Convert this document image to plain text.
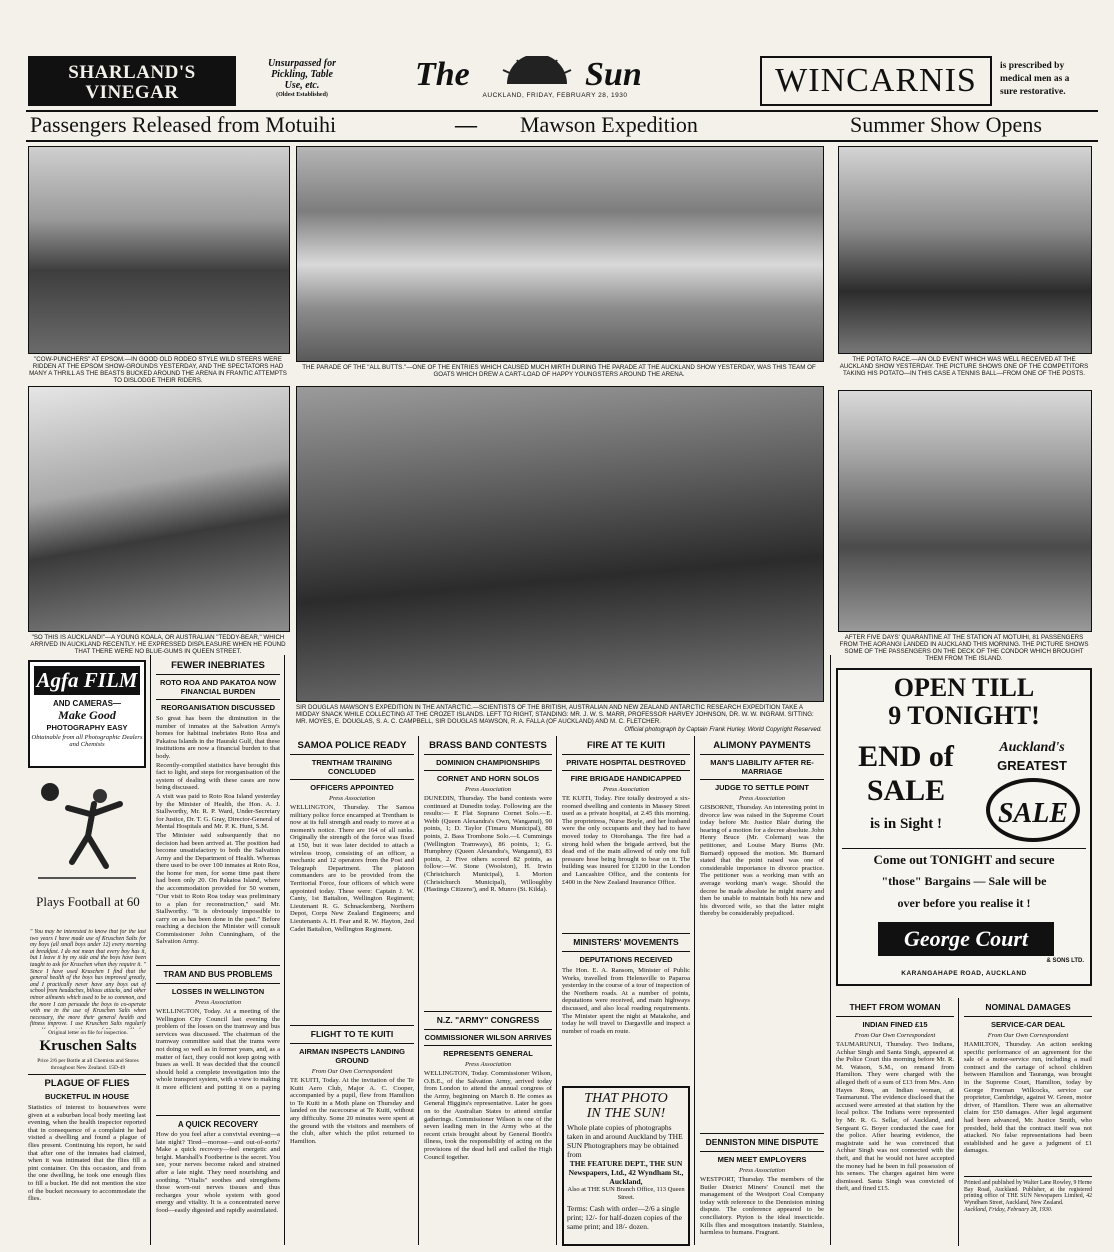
SHARLAND'S VINEGAR
Unsurpassed for
Pickling, Table
Use, etc.
(Oldest Established)
The	Sun
AUCKLAND, FRIDAY, FEBRUARY 28, 1930	WINCARNIS	is prescribed by
medical men as a
sure restorative.
Passengers Released from Motuihi	—	Mawson Expedition	Summer Show Opens
"COW-PUNCHERS" AT EPSOM.—IN GOOD OLD RODEO STYLE WILD STEERS WERE RIDDEN AT THE EPSOM SHOW-GROUNDS YESTERDAY, AND THE SPECTATORS HAD MANY A THRILL AS THE BEASTS BUCKED AROUND THE ARENA IN FRANTIC ATTEMPTS TO DISLODGE THEIR RIDERS.
THE PARADE OF THE "ALL BUTTS."—ONE OF THE ENTRIES WHICH CAUSED MUCH MIRTH DURING THE PARADE AT THE AUCKLAND SHOW YESTERDAY, WAS THIS TEAM OF GOATS WHICH DREW A CART-LOAD OF HAPPY YOUNGSTERS AROUND THE ARENA.
THE POTATO RACE.—AN OLD EVENT WHICH WAS WELL RECEIVED AT THE AUCKLAND SHOW YESTERDAY. THE PICTURE SHOWS ONE OF THE COMPETITORS TAKING HIS POTATO—IN THIS CASE A TENNIS BALL—FROM ONE OF THE POSTS.
"SO THIS IS AUCKLAND!"—A YOUNG KOALA, OR AUSTRALIAN "TEDDY-BEAR," WHICH ARRIVED IN AUCKLAND RECENTLY. HE EXPRESSED DISPLEASURE WHEN HE FOUND THAT THERE WERE NO BLUE-GUMS IN QUEEN STREET.
SIR DOUGLAS MAWSON'S EXPEDITION IN THE ANTARCTIC.—SCIENTISTS OF THE BRITISH, AUSTRALIAN AND NEW ZEALAND ANTARCTIC RESEARCH EXPEDITION TAKE A MIDDAY SNACK WHILE COLLECTING AT THE CROZET ISLANDS. LEFT TO RIGHT, STANDING: MR. J. W. S. MARR, PROFESSOR HARVEY JOHNSON, DR. W. W. INGRAM. SITTING: MR. MOYES, E. DOUGLAS, S. A. C. CAMPBELL, SIR DOUGLAS MAWSON, R. A. FALLA (OF AUCKLAND) AND M. C. FLETCHER.
Official photograph by Captain Frank Hurley. World Copyright Reserved.
AFTER FIVE DAYS' QUARANTINE AT THE STATION AT MOTUIHI, 81 PASSENGERS FROM THE AORANGI LANDED IN AUCKLAND THIS MORNING. THE PICTURE SHOWS SOME OF THE PASSENGERS ON THE DECK OF THE CONDOR WHICH BROUGHT THEM FROM THE ISLAND.
Agfa FILM
AND CAMERAS—
Make Good
PHOTOGRAPHY EASY
Obtainable from all Photographic Dealers and Chemists
Plays Football at 60
" You may be interested to know that for the last two years I have made use of Kruschen Salts for my boys (all small boys under 12) every morning at breakfast. I do not mean that every boy has it, but I leave it by my side and the boys have been taught to ask for Kruschen when they require it. " Since I have used Kruschen I find that the general health of the boys has improved greatly, and I practically never have any boys out of school from headaches, bilious attacks, and other minor ailments which used to be so common, and the more I can persuade the boys to co-operate with me in the use of Kruschen Salts when necessary, the more their general health and fitness improve. I use Kruschen Salts regularly
Original letter on file for inspection.
Kruschen Salts
Price 2/6 per Bottle at all Chemists and Stores throughout New Zealand. 15D-49
PLAGUE OF FLIES
BUCKETFUL IN HOUSE
Statistics of interest to housewives were given at a suburban local body meeting last evening, when the health inspector reported that in consequence of a complaint he had visited a dwelling and found a plague of flies present. Continuing his report, he said that after one of the inmates had claimed, when it was intimated that the flies fill a pint container. On this occasion, and from the one dwelling, he took one enough flies to fill a bucket. He did not mention the size of the bucket necessary to accommodate the flies.
FEWER INEBRIATES
ROTO ROA AND PAKATOA NOW FINANCIAL BURDEN
REORGANISATION DISCUSSED
So great has been the diminution in the number of inmates at the Salvation Army's homes for habitual inebriates Roto Roa and Pakatoa Islands in the Hauraki Gulf, that these institutions are now a financial burden to that body.
Recently-compiled statistics have brought this fact to light, and steps for reorganisation of the system of dealing with these cases are now being discussed.
A visit was paid to Roto Roa Island yesterday by the Minister of Health, the Hon. A. J. Stallworthy, Mr. R. P. Ward, Under-Secretary for Justice, Dr. T. G. Gray, Director-General of Mental Hospitals and Mr. P. K. Hunt, S.M.
The Minister said subsequently that no decision had been arrived at. The position had become unsatisfactory to both the Salvation Army and the Department of Health. Whereas there used to be over 100 inmates at Roto Roa, the home for men, for some time past there had been only 20. On Pakatoa Island, where the accommodation provided for 50 women,
"Our visit to Roto Roa today was preliminary to a plan for reconstruction," said Mr. Stallworthy. "It is obviously impossible to carry on as has been done in the past." Before reaching a decision the Minister will consult Commissioner John Cunningham, of the Salvation Army.
TRAM AND BUS PROBLEMS
LOSSES IN WELLINGTON
Press Association
WELLINGTON, Today. At a meeting of the Wellington City Council last evening the problem of the losses on the tramway and bus services was discussed. The chairman of the tramway committee said that the trams were not doing so well as in former years, and, as a matter of fact, they could not keep going with buses as well. It was decided that the council should hold a complete investigation into the whole transport system, with a view to making it more efficient and putting it on a paying
A QUICK RECOVERY
How do you feel after a convivial evening—a late night? Tired—morose—and out-of-sorts? Make a quick recovery—feel energetic and bright. Marshall's Footberine is the secret. You see, your nerves become raked and strained after a late night. They need nourishing and soothing. "Vitalis" soothes and strengthens those worn-out nerves tissues and thus recharges your whole system with good energy and vitality. It is a concentrated nerve food—easily digested and rapidly assimilated.
SAMOA POLICE READY
TRENTHAM TRAINING CONCLUDED
OFFICERS APPOINTED
Press Association
WELLINGTON, Thursday. The Samoa military police force encamped at Trentham is now at its full strength and ready to move at a moment's notice. There are 164 of all ranks. Originally the strength of the force was fixed at 150, but it was later decided to attach a wireless troop, consisting of an officer, a mechanic and 12 operators from the Post and Telegraph Department. The platoon commanders are to be provided from the Territorial Force, four officers of which were appointed today. These were: Captain J. W. Canty, 1st Battalion, Wellington Regiment; Lieutenant R. G. Schnackenberg, Northern Depot, Corps New Zealand Engineers; and Lieutenants A. H. Fear and R. W. Hayton, 2nd Cadet Battalion, Wellington Regiment.
FLIGHT TO TE KUITI
AIRMAN INSPECTS LANDING GROUND
From Our Own Correspondent
TE KUITI, Today. At the invitation of the Te Kuiti Aero Club, Major A. C. Cooper, accompanied by a pupil, flew from Hamilton to Te Kuiti in a Moth plane on Thursday and landed on the racecourse at Te Kuiti, without any difficulty. Some 20 minutes were spent at the ground with the visitors and members of the club, after which the pilot returned to Hamilton.
BRASS BAND CONTESTS
DOMINION CHAMPIONSHIPS
CORNET AND HORN SOLOS
Press Association
DUNEDIN, Thursday. The band contests were continued at Dunedin today. Following are the results:— E Flat Soprano Cornet Solo.—E. Webb (Queen Alexandra's Own, Wanganui), 90 points, 1; D. Taylor (Timaru Municipal), 88 points, 2. Bass Trombone Solo.—I. Cummings (Wellington Tramways), 86 points, 1; G. Humphrey (Queen Alexandra's, Wanganui), 83 points, 2. Five others scored 82 points, as follow:—W. Stone (Woolston), H. Irwin (Christchurch Municipal), I. Morton (Christchurch Municipal), Willoughby (Hastings Citizens'), and R. Munro (St. Kilda).
N.Z. "ARMY" CONGRESS
COMMISSIONER WILSON ARRIVES
REPRESENTS GENERAL
Press Association
WELLINGTON, Today. Commissioner Wilson, O.B.E., of the Salvation Army, arrived today from London to attend the annual congress of the Army, beginning on March 8. He comes as General Higgins's representative. Later he goes on to the Australian States to attend similar gatherings. Commissioner Wilson is one of the seven leading men in the Army who at the recent crisis brought about by General Booth's illness, took the responsibility of acting on the provisions of the dead hell and called the High Council together.
FIRE AT TE KUITI
PRIVATE HOSPITAL DESTROYED
FIRE BRIGADE HANDICAPPED
Press Association
TE KUITI, Today. Fire totally destroyed a six-roomed dwelling and contents in Massey Street used as a private hospital, at 2.45 this morning. The proprietress, Nurse Boyle, and her husband were the only occupants and they had to have moved today to Otorohanga. The fire had a strong hold when the brigade arrived, but the dead end of the main allowed of only one full pressure hose being brought to bear on it. The building was insured for £1200 in the London and Lancashire Office, and the contents for £400 in the New Zealand Insurance Office.
MINISTERS' MOVEMENTS
DEPUTATIONS RECEIVED
The Hon. E. A. Ransom, Minister of Public Works, travelled from Helensville to Paparoa yesterday in the course of a tour of inspection of the Northern roads. At a number of points, deputations were received, and main highways discussed, and also local roading requirements. The Minister spent the night at Matakohe, and today he will travel to Dargaville and inspect a number of roads en route.
THAT PHOTO
IN THE SUN!
Whole plate copies of photographs taken in and around Auckland by THE SUN Photographers may be obtained from
THE FEATURE DEPT., THE SUN Newspapers, Ltd., 42 Wyndham St., Auckland,
Also at THE SUN Branch Office, 113 Queen Street.
Terms: Cash with order—2/6 a single print; 12/- for half-dozen copies of the same print; and 18/- dozen.
ALIMONY PAYMENTS
MAN'S LIABILITY AFTER RE-MARRIAGE
JUDGE TO SETTLE POINT
Press Association
GISBORNE, Thursday. An interesting point in divorce law was raised in the Supreme Court today before Mr. Justice Blair during the hearing of a motion for a decree absolute. John Henry Bruce (Mr. Coleman) was the petitioner, and Louise Mary Burns (Mr. Burnard) opposed the motion. Mr. Burnard stated that the point raised was one of considerable importance in divorce practice. The petitioner was a working man with an average working man's wage. Should the decree be made absolute he might marry and then be unable to maintain both his new and his divorced wife, so that the latter might thereby be considerably prejudiced.
DENNISTON MINE DISPUTE
MEN MEET EMPLOYERS
Press Association
WESTPORT, Thursday. The members of the Butler District Miners' Council met the management of the Westport Coal Company today with reference to the Denniston mining dispute. The conference appeared to be conciliatory. Ptyton is the ideal insecticide. Kills flies and mosquitoes instantly. Stainless, harmless to humans. Fragrant.
OPEN TILL
9 TONIGHT!
END of SALE
is in Sight !
Auckland's
GREATEST
SALE
Come out TONIGHT and secure
"those" Bargains — Sale will be
over before you realise it !
George Court
& SONS LTD.
KARANGAHAPE ROAD, AUCKLAND
THEFT FROM WOMAN
INDIAN FINED £15
From Our Own Correspondent
TAUMARUNUI, Thursday. Two Indians, Achhar Singh and Santa Singh, appeared at the Police Court this morning before Mr. R. M. Watson, S.M., on remand from Hamilton. They were charged with the alleged theft of a sum of £13 from Mrs. Ann Hayes Ross, an Indian woman, at Taumarunui. The evidence disclosed that the accused were arrested at that station by the local police. The Indians were represented by Mr. R. G. Sellar, of Auckland, and Sergeant G. Boyer conducted the case for the police. After hearing evidence, the magistrate said he was convinced that Achhar Singh was not connected with the theft, and that he would not have accepted the money had he been in full possession of his senses. The charges against him were dismissed. Santa Singh was convicted of theft, and fined £15.
NOMINAL DAMAGES
SERVICE-CAR DEAL
From Our Own Correspondent
HAMILTON, Thursday. An action seeking specific performance of an agreement for the sale of a motor-service run, including a mail contract and the cartage of school children between Hamilton and Tauranga, was brought in the Supreme Court, Hamilton, today by George Freeman Willcocks, service car proprietor, Cambridge, against W. Green, motor driver, of Hamilton. There was an alternative claim for £50 damages. After legal argument had been advanced, Mr. Justice Smith, who presided, held that the contract itself was not attacked. No false representations had been established and he gave a judgment of £1 damages.
Printed and published by Walter Lane Rowley, 9 Herne Bay Road, Auckland. Publisher, at the registered printing office of THE SUN Newspapers Limited, 42 Wyndham Street, Auckland, New Zealand.
Auckland, Friday, February 28, 1930.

■ AIM:
Select all lines in the listing that include the word "hold".

■ FINISHED EXERCISE:
WELLINGTON, Today. At a meeting of the Wellington City Council last evening the problem of the losses on the tramway and bus services was discussed. The chairman of the tramway committee said that the trams were not doing so well as in former years, and, as a matter of fact, they could not keep going with buses as well. It was decided that the council should hold a complete investigation into the whole transport system, with a view to making it more efficient and putting it on a paying
TE KUITI, Today. Fire totally destroyed a six-roomed dwelling and contents in Massey Street used as a private hospital, at 2.45 this morning. The proprietress, Nurse Boyle, and her husband were the only occupants and they had to have moved today to Otorohanga. The fire had a strong hold when the brigade arrived, but the dead end of the main allowed of only one full pressure hose being brought to bear on it. The building was insured for £1200 in the London and Lancashire Office, and the contents for £400 in the New Zealand Insurance Office.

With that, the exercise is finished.